REQUIRED TASK >>
Write the lines below as a JSON list of strings, one string for each line and none for blank lines, and omit the pictures.
▬▬▬▬▬▬
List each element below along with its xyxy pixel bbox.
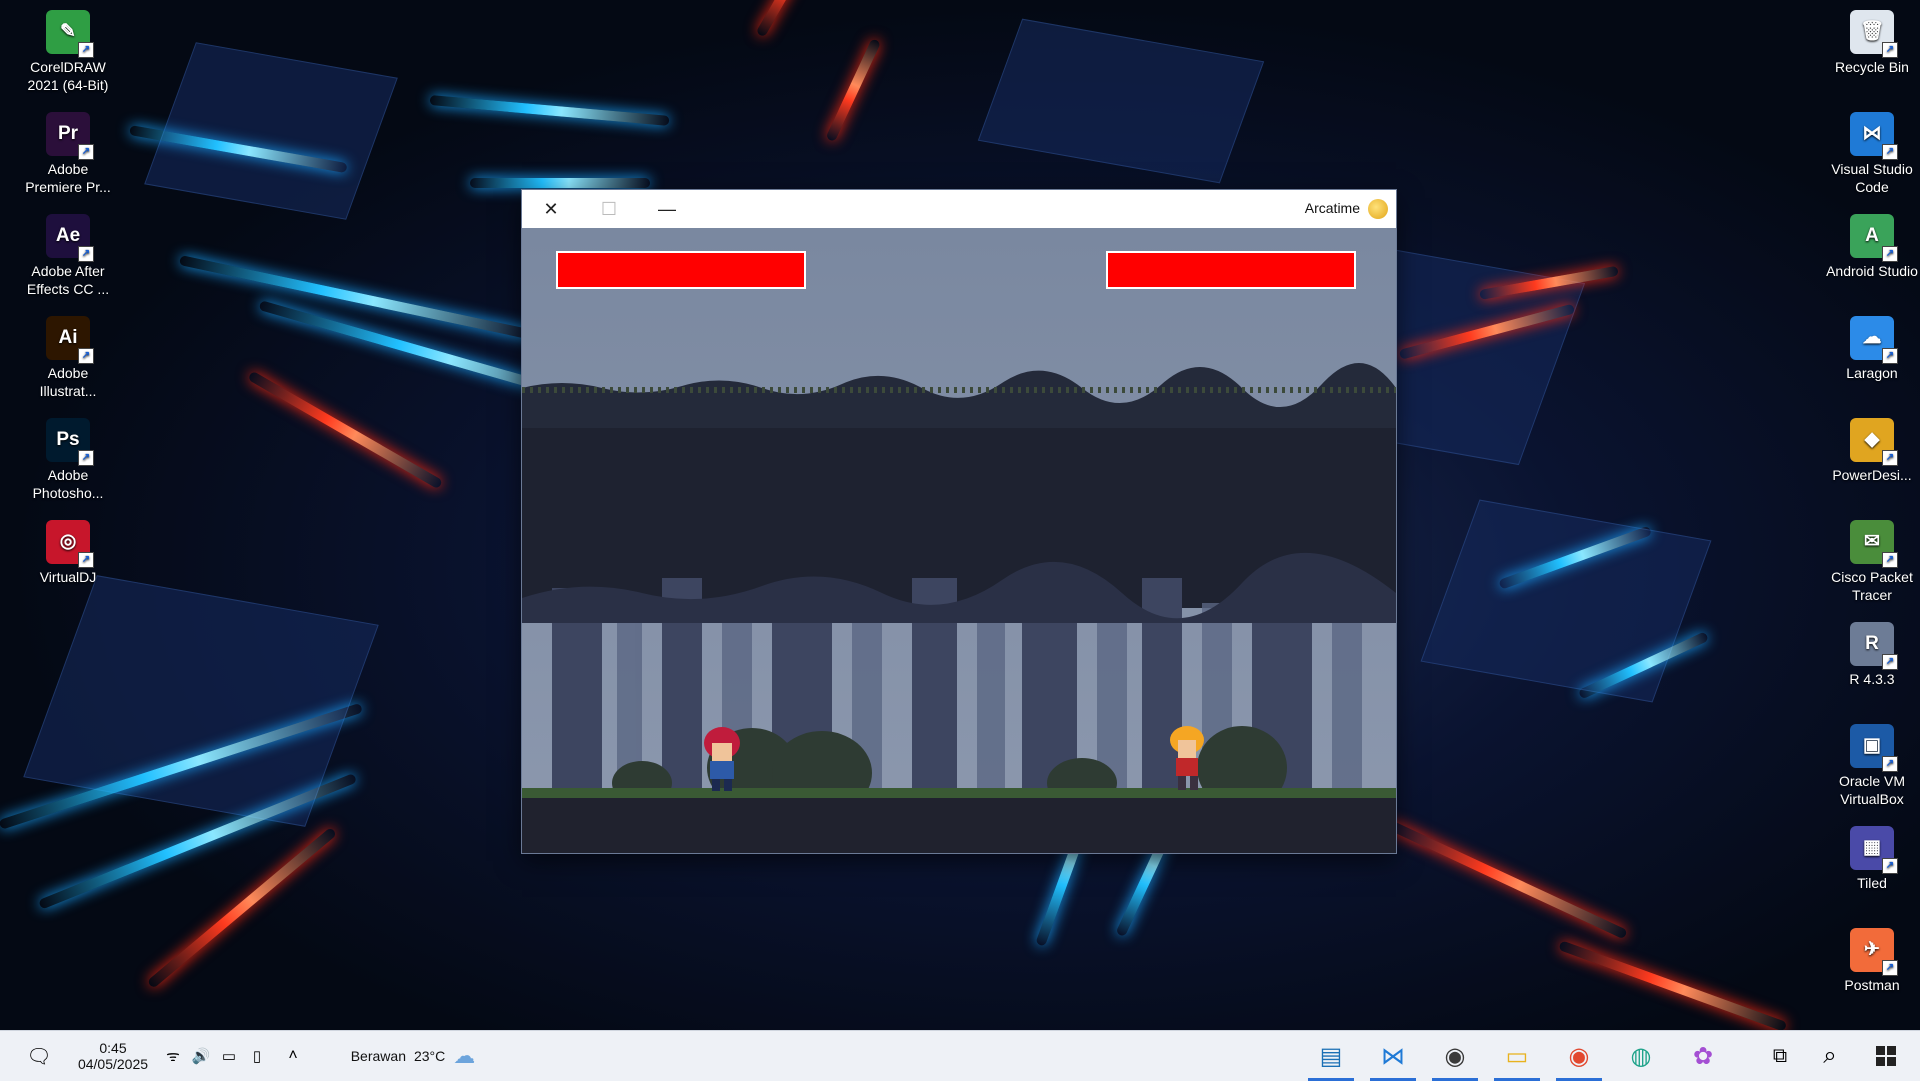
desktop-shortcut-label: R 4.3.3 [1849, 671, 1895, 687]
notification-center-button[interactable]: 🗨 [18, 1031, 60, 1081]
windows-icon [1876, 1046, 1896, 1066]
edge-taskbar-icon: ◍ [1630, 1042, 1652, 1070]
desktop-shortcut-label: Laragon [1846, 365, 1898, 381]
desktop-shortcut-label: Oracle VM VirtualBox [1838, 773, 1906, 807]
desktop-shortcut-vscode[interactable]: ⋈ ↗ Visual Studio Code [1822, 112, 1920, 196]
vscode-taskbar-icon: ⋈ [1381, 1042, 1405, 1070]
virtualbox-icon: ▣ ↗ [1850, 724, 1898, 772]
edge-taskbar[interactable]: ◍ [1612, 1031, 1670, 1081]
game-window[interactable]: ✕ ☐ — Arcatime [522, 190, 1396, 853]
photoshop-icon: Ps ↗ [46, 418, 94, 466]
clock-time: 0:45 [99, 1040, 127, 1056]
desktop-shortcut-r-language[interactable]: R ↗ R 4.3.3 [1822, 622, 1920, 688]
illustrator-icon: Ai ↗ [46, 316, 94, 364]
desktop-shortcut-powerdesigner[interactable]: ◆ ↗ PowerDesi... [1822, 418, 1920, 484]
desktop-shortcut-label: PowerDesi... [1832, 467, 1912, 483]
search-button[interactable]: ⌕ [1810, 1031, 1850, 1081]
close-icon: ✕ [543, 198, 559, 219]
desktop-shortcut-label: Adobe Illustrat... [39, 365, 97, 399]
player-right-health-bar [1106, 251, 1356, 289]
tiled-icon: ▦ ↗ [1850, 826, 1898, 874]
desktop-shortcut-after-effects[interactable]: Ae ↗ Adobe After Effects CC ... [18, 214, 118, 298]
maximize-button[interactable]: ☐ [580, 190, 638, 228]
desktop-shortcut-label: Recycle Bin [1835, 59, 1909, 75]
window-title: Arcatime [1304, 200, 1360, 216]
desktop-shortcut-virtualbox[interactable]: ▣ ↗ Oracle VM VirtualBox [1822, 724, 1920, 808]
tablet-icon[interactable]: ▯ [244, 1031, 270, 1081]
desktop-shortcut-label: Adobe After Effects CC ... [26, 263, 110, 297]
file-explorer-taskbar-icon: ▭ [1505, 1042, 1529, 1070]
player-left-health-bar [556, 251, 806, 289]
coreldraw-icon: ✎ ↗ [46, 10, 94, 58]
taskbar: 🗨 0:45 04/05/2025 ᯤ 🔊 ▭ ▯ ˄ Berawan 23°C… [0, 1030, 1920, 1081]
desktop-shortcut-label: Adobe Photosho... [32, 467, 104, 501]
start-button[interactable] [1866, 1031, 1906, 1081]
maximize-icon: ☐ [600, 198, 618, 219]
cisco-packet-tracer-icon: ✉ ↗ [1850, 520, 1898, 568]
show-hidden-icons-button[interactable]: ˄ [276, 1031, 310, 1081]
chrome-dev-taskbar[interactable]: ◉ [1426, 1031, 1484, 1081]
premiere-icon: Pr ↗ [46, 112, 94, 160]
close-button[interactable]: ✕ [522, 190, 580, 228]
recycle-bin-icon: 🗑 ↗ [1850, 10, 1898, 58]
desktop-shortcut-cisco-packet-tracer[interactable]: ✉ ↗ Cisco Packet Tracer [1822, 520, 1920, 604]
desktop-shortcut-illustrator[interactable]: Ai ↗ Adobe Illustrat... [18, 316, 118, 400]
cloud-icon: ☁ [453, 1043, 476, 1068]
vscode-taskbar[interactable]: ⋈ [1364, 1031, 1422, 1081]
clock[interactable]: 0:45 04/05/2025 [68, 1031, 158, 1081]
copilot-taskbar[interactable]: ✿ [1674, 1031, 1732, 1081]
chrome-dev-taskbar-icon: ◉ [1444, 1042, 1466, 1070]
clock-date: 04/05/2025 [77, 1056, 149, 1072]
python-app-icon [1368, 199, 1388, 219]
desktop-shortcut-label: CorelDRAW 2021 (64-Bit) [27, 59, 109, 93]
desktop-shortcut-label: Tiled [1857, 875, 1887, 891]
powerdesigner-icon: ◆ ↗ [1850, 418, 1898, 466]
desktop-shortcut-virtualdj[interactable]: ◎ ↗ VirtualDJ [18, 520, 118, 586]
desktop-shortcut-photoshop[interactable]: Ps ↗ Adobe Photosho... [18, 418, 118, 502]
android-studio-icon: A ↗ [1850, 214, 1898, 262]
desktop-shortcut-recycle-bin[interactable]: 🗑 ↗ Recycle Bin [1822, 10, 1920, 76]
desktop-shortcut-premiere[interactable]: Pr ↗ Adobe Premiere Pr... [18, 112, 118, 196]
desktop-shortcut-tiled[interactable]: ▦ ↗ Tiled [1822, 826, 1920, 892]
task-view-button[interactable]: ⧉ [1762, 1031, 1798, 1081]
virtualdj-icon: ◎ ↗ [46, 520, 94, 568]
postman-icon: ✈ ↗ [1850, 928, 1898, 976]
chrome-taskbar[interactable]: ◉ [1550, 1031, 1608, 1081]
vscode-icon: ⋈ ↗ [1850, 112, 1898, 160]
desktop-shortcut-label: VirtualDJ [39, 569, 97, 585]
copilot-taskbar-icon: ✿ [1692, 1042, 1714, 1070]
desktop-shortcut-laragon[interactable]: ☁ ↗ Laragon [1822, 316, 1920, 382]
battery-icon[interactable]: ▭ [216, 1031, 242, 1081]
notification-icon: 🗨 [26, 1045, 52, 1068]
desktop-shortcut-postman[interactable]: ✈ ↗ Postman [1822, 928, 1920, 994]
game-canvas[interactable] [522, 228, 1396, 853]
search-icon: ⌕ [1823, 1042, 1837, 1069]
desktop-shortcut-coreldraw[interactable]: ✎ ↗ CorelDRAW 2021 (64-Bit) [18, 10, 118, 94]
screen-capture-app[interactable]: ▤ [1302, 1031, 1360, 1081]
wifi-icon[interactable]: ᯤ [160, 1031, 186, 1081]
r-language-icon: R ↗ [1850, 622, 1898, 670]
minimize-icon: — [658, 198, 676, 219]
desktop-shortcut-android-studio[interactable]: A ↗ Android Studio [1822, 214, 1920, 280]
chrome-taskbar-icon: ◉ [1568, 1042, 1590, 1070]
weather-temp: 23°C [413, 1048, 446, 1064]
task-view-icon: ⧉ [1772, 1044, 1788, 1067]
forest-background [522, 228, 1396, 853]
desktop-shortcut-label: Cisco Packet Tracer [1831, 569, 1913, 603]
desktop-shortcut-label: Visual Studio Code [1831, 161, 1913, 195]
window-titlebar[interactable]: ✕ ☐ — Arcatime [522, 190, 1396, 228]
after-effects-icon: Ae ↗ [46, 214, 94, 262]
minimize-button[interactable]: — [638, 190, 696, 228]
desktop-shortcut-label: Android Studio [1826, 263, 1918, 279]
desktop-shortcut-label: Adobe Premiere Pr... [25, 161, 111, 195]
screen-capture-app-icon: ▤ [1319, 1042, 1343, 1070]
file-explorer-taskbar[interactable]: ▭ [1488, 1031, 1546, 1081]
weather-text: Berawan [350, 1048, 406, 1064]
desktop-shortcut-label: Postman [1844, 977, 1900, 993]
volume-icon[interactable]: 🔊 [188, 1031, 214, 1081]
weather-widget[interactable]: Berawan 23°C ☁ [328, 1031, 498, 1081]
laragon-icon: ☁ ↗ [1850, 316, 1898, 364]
▬▬▬▬▬▬
EXPECTED ANSWER >>
[
  "List each element below along with its xyxy pixel bbox.",
  "desktop-shortcut-label: R 4.3.3 [1849, 671, 1895, 687]",
  "notification-center-button[interactable]: 🗨 [18, 1031, 60, 1081]",
  "windows-icon [1876, 1046, 1896, 1066]",
  "edge-taskbar-icon: ◍ [1630, 1042, 1652, 1070]",
  "desktop-shortcut-label: Laragon [1846, 365, 1898, 381]",
  "desktop-shortcut-label: Oracle VM VirtualBox [1838, 773, 1906, 807]",
  "desktop-shortcut-vscode[interactable]: ⋈ ↗ Visual Studio Code [1822, 112, 1920, 196]",
  "vscode-taskbar-icon: ⋈ [1381, 1042, 1405, 1070]",
  "virtualbox-icon: ▣ ↗ [1850, 724, 1898, 772]",
  "edge-taskbar[interactable]: ◍ [1612, 1031, 1670, 1081]",
  "game-window[interactable]: ✕ ☐ — Arcatime [522, 190, 1396, 853]",
  "photoshop-icon: Ps ↗ [46, 418, 94, 466]",
  "clock-time: 0:45 [99, 1040, 127, 1056]",
  "desktop-shortcut-r-language[interactable]: R ↗ R 4.3.3 [1822, 622, 1920, 688]",
  "illustrator-icon: Ai ↗ [46, 316, 94, 364]",
  "desktop-shortcut-powerdesigner[interactable]: ◆ ↗ PowerDesi... [1822, 418, 1920, 484]",
  "desktop-shortcut-label: PowerDesi... [1832, 467, 1912, 483]",
  "search-button[interactable]: ⌕ [1810, 1031, 1850, 1081]",
  "close-icon: ✕ [543, 198, 559, 219]",
  "desktop-shortcut-label: Adobe Illustrat... [39, 365, 97, 399]",
  "player-right-health-bar [1106, 251, 1356, 289]",
  "tiled-icon: ▦ ↗ [1850, 826, 1898, 874]",
  "desktop-shortcut-after-effects[interactable]: Ae ↗ Adobe After Effects CC ... [18, 214, 118, 298]",
  "maximize-button[interactable]: ☐ [580, 190, 638, 228]",
  "desktop-shortcut-label: Recycle Bin [1835, 59, 1909, 75]",
  "window-title: Arcatime [1304, 200, 1360, 216]",
  "desktop-shortcut-virtualbox[interactable]: ▣ ↗ Oracle VM VirtualBox [1822, 724, 1920, 808]",
  "tablet-icon[interactable]: ▯ [244, 1031, 270, 1081]",
  "desktop-shortcut-label: Adobe After Effects CC ... [26, 263, 110, 297]",
  "file-explorer-taskbar-icon: ▭ [1505, 1042, 1529, 1070]",
  "player-left-health-bar [556, 251, 806, 289]",
  "coreldraw-icon: ✎ ↗ [46, 10, 94, 58]",
  "taskbar: 🗨 0:45 04/05/2025 ᯤ 🔊 ▭ ▯ ˄ Berawan 23°C… [0, 1030, 1920, 1081]",
  "desktop-shortcut-label: Adobe Photosho... [32, 467, 104, 501]",
  "start-button[interactable] [1866, 1031, 1906, 1081]",
  "maximize-icon: ☐ [600, 198, 618, 219]",
  "cisco-packet-tracer-icon: ✉ ↗ [1850, 520, 1898, 568]",
  "show-hidden-icons-button[interactable]: ˄ [276, 1031, 310, 1081]",
  "chrome-dev-taskbar[interactable]: ◉ [1426, 1031, 1484, 1081]",
  "premiere-icon: Pr ↗ [46, 112, 94, 160]",
  "close-button[interactable]: ✕ [522, 190, 580, 228]",
  "recycle-bin-icon: 🗑 ↗ [1850, 10, 1898, 58]",
  "desktop-shortcut-cisco-packet-tracer[interactable]: ✉ ↗ Cisco Packet Tracer [1822, 520, 1920, 604]",
  "desktop-shortcut-illustrator[interactable]: Ai ↗ Adobe Illustrat... [18, 316, 118, 400]",
  "cloud-icon: ☁ [453, 1043, 476, 1068]",
  "vscode-taskbar[interactable]: ⋈ [1364, 1031, 1422, 1081]",
  "clock[interactable]: 0:45 04/05/2025 [68, 1031, 158, 1081]",
  "copilot-taskbar[interactable]: ✿ [1674, 1031, 1732, 1081]",
  "chrome-dev-taskbar-icon: ◉ [1444, 1042, 1466, 1070]",
  "clock-date: 04/05/2025 [77, 1056, 149, 1072]",
  "python-app-icon [1368, 199, 1388, 219]",
  "desktop-shortcut-label: CorelDRAW 2021 (64-Bit) [27, 59, 109, 93]",
  "desktop-shortcut-label: Tiled [1857, 875, 1887, 891]",
  "powerdesigner-icon: ◆ ↗ [1850, 418, 1898, 466]",
  "desktop-shortcut-virtualdj[interactable]: ◎ ↗ VirtualDJ [18, 520, 118, 586]",
  "desktop-shortcut-photoshop[interactable]: Ps ↗ Adobe Photosho... [18, 418, 118, 502]",
  "android-studio-icon: A ↗ [1850, 214, 1898, 262]",
  "desktop-shortcut-recycle-bin[interactable]: 🗑 ↗ Recycle Bin [1822, 10, 1920, 76]",
  "desktop-shortcut-premiere[interactable]: Pr ↗ Adobe Premiere Pr... [18, 112, 118, 196]",
  "desktop-shortcut-tiled[interactable]: ▦ ↗ Tiled [1822, 826, 1920, 892]",
  "task-view-button[interactable]: ⧉ [1762, 1031, 1798, 1081]",
  "virtualdj-icon: ◎ ↗ [46, 520, 94, 568]",
  "postman-icon: ✈ ↗ [1850, 928, 1898, 976]",
  "chrome-taskbar[interactable]: ◉ [1550, 1031, 1608, 1081]",
  "vscode-icon: ⋈ ↗ [1850, 112, 1898, 160]",
  "desktop-shortcut-label: VirtualDJ [39, 569, 97, 585]",
  "copilot-taskbar-icon: ✿ [1692, 1042, 1714, 1070]",
  "desktop-shortcut-laragon[interactable]: ☁ ↗ Laragon [1822, 316, 1920, 382]",
  "battery-icon[interactable]: ▭ [216, 1031, 242, 1081]",
  "notification-icon: 🗨 [26, 1045, 52, 1068]",
  "desktop-shortcut-postman[interactable]: ✈ ↗ Postman [1822, 928, 1920, 994]",
  "game-canvas[interactable] [522, 228, 1396, 853]",
  "search-icon: ⌕ [1823, 1042, 1837, 1069]",
  "desktop-shortcut-coreldraw[interactable]: ✎ ↗ CorelDRAW 2021 (64-Bit) [18, 10, 118, 94]",
  "screen-capture-app[interactable]: ▤ [1302, 1031, 1360, 1081]",
  "wifi-icon[interactable]: ᯤ [160, 1031, 186, 1081]",
  "r-language-icon: R ↗ [1850, 622, 1898, 670]",
  "minimize-icon: — [658, 198, 676, 219]",
  "desktop-shortcut-android-studio[interactable]: A ↗ Android Studio [1822, 214, 1920, 280]",
  "chrome-taskbar-icon: ◉ [1568, 1042, 1590, 1070]",
  "weather-temp: 23°C [413, 1048, 446, 1064]",
  "task-view-icon: ⧉ [1772, 1044, 1788, 1067]",
  "forest-background [522, 228, 1396, 853]",
  "desktop-shortcut-label: Cisco Packet Tracer [1831, 569, 1913, 603]",
  "desktop-shortcut-label: Visual Studio Code [1831, 161, 1913, 195]",
  "window-titlebar[interactable]: ✕ ☐ — Arcatime [522, 190, 1396, 228]",
  "after-effects-icon: Ae ↗ [46, 214, 94, 262]",
  "minimize-button[interactable]: — [638, 190, 696, 228]",
  "desktop-shortcut-label: Android Studio [1826, 263, 1918, 279]",
  "desktop-shortcut-label: Adobe Premiere Pr... [25, 161, 111, 195]",
  "screen-capture-app-icon: ▤ [1319, 1042, 1343, 1070]",
  "file-explorer-taskbar[interactable]: ▭ [1488, 1031, 1546, 1081]",
  "weather-text: Berawan [350, 1048, 406, 1064]",
  "desktop-shortcut-label: Postman [1844, 977, 1900, 993]",
  "volume-icon[interactable]: 🔊 [188, 1031, 214, 1081]",
  "weather-widget[interactable]: Berawan 23°C ☁ [328, 1031, 498, 1081]",
  "laragon-icon: ☁ ↗ [1850, 316, 1898, 364]"
]